### Goal
Without the pictures, reproduce the records that follow exactly.

---

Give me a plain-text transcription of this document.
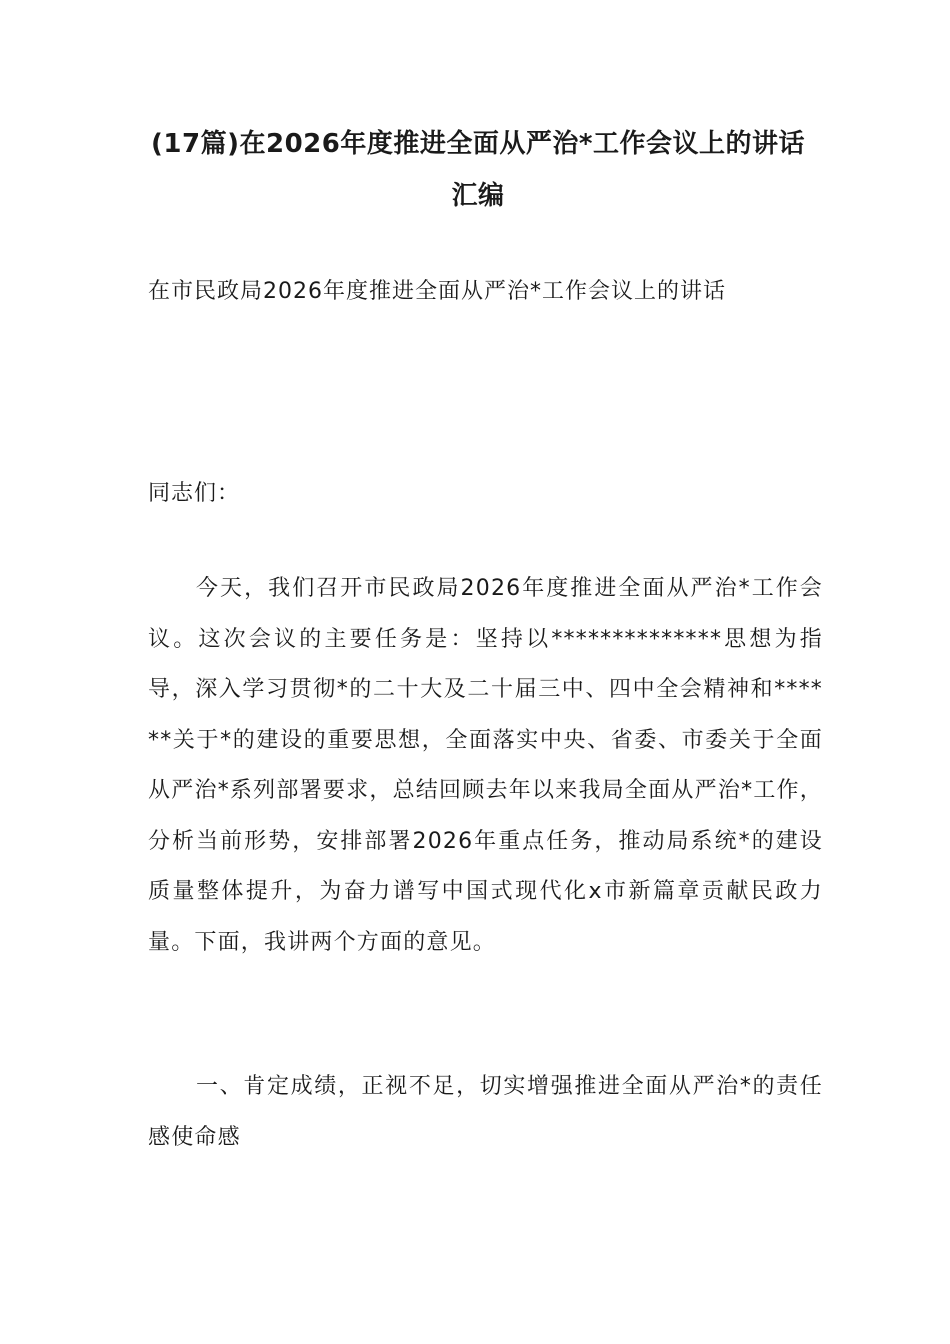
(17篇)在2026年度推进全面从严治*工作会议上的讲话汇编
在市民政局2026年度推进全面从严治*工作会议上的讲话
同志们：
今天，我们召开市民政局2026年度推进全面从严治*工作会议。这次会议的主要任务是：坚持以**************思想为指导，深入学习贯彻*的二十大及二十届三中、四中全会精神和******关于*的建设的重要思想，全面落实中央、省委、市委关于全面从严治*系列部署要求，总结回顾去年以来我局全面从严治*工作，分析当前形势，安排部署2026年重点任务，推动局系统*的建设质量整体提升，为奋力谱写中国式现代化x市新篇章贡献民政力量。下面，我讲两个方面的意见。
一、肯定成绩，正视不足，切实增强推进全面从严治*的责任感使命感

---

### Correct response
Give me a plain-text transcription of this document.
(17篇)在2026年度推进全面从严治*工作会议上的讲话汇编
在市民政局2026年度推进全面从严治*工作会议上的讲话
同志们：
今天，我们召开市民政局2026年度推进全面从严治*工作会议。这次会议的主要任务是：坚持以**************思想为指导，深入学习贯彻*的二十大及二十届三中、四中全会精神和******关于*的建设的重要思想，全面落实中央、省委、市委关于全面从严治*系列部署要求，总结回顾去年以来我局全面从严治*工作，分析当前形势，安排部署2026年重点任务，推动局系统*的建设质量整体提升，为奋力谱写中国式现代化x市新篇章贡献民政力量。下面，我讲两个方面的意见。
一、肯定成绩，正视不足，切实增强推进全面从严治*的责任感使命感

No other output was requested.